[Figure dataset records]
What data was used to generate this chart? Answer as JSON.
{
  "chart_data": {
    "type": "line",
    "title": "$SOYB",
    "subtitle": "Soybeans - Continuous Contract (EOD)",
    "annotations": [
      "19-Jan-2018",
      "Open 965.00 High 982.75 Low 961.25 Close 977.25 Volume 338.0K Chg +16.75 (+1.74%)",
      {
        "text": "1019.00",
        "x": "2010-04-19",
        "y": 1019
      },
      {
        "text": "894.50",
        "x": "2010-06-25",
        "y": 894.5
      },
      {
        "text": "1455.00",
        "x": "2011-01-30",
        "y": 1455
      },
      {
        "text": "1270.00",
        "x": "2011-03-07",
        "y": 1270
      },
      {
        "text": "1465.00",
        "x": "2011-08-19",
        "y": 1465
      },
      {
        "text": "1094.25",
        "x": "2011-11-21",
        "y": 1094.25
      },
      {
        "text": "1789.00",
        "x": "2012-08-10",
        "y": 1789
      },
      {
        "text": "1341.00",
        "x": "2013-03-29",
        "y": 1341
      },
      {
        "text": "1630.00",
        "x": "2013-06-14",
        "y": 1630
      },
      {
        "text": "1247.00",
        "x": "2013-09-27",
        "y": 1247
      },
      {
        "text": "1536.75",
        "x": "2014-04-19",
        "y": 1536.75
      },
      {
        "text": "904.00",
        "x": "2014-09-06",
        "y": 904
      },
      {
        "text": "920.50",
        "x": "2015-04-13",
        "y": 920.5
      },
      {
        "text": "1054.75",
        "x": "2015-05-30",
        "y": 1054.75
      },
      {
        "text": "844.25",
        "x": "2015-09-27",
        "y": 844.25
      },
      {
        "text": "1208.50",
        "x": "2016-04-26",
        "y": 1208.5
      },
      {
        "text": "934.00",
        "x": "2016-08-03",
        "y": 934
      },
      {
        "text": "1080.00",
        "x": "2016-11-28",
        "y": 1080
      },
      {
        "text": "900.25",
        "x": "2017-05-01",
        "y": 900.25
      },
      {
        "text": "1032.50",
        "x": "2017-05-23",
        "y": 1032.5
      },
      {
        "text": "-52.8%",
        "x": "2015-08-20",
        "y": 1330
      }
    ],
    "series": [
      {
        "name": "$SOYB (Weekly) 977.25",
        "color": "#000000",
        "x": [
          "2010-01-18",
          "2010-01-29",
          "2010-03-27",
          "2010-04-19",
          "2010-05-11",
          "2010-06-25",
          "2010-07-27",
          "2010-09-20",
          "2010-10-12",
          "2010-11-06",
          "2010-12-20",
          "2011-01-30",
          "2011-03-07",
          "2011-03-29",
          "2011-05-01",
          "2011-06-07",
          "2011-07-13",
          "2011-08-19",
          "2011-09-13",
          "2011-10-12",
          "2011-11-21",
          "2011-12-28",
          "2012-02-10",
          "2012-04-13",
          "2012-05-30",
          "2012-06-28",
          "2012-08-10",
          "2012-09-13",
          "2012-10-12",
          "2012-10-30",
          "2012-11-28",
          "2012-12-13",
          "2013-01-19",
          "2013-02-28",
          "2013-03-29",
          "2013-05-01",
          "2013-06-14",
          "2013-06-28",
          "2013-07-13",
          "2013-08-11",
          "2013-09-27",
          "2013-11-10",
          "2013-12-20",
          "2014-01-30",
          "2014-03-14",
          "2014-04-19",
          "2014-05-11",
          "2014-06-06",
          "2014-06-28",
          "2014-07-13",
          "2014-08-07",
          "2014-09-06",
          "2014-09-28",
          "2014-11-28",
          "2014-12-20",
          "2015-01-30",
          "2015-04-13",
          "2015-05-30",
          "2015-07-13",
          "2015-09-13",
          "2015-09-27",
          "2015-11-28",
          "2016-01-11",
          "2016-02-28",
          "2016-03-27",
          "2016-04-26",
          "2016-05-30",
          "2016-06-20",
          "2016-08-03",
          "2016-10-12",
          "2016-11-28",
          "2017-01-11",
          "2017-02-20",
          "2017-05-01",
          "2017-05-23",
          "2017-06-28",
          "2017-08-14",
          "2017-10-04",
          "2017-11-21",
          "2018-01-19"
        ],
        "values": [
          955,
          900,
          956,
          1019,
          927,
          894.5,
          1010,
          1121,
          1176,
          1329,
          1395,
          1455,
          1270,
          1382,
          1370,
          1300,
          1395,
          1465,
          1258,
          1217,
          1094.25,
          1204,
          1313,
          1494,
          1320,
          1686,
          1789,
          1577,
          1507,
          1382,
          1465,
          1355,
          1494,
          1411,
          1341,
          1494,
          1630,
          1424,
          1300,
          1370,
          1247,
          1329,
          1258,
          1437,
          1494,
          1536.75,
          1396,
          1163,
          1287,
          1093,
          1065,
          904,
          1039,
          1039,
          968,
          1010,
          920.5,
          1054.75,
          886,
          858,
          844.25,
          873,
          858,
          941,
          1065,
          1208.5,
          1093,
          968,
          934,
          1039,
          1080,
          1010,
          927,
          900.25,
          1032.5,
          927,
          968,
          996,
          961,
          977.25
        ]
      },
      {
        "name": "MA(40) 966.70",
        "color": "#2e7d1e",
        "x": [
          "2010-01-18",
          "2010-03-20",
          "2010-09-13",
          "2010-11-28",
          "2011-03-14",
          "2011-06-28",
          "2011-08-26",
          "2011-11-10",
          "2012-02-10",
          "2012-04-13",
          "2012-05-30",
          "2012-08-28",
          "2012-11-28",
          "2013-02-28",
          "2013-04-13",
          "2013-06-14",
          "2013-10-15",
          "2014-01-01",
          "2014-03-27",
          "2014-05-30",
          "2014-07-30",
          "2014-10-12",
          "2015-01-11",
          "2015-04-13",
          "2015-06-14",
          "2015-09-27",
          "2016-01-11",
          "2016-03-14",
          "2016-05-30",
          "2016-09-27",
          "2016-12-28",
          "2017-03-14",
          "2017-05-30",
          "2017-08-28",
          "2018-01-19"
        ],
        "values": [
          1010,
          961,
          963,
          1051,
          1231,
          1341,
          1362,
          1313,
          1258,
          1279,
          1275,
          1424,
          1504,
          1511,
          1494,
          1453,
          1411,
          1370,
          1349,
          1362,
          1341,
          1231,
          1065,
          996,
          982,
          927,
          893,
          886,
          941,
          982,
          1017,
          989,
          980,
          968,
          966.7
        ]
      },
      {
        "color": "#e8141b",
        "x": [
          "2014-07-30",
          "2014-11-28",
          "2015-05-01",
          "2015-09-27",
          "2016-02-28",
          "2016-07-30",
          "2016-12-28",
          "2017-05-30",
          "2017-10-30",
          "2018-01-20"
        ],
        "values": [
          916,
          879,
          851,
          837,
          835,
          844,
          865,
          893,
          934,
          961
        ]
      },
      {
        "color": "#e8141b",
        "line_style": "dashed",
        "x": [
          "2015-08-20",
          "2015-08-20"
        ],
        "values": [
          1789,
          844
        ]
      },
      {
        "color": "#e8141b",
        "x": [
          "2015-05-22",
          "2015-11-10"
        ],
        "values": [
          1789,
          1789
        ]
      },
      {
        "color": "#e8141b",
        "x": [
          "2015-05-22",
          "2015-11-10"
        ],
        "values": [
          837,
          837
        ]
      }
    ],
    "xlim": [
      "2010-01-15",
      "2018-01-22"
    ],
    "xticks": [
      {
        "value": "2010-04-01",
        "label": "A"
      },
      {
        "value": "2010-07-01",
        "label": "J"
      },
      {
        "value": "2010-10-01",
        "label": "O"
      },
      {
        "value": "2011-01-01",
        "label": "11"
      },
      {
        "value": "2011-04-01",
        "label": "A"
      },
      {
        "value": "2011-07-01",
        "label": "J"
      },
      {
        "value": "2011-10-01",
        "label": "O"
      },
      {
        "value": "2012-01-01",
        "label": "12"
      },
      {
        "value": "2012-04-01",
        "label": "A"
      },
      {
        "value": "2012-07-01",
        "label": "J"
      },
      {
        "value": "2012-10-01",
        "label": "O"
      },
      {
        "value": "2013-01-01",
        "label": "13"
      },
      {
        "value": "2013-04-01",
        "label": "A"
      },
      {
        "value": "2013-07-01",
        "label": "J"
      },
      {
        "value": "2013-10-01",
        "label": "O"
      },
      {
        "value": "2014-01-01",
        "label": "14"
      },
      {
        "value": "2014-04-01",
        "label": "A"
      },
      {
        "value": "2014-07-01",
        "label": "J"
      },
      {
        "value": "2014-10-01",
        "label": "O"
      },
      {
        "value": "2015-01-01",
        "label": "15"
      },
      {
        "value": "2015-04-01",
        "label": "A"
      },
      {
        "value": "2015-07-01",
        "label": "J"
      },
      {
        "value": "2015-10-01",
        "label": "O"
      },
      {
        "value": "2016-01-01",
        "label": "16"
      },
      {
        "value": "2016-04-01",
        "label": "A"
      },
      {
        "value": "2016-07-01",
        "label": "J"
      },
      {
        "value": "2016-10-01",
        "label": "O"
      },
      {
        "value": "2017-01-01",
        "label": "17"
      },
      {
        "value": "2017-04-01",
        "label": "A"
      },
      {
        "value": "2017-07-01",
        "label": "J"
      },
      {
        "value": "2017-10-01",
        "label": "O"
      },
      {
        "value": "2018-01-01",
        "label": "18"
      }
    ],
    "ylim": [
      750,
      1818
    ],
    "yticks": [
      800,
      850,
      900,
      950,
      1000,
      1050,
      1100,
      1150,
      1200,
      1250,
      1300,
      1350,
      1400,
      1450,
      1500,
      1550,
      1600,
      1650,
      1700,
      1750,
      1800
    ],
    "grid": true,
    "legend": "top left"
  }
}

**The task:**
Gather from the data above every line with the string "name".

**Result below:**
        "name": "$SOYB (Weekly) 977.25",
        "name": "MA(40) 966.70",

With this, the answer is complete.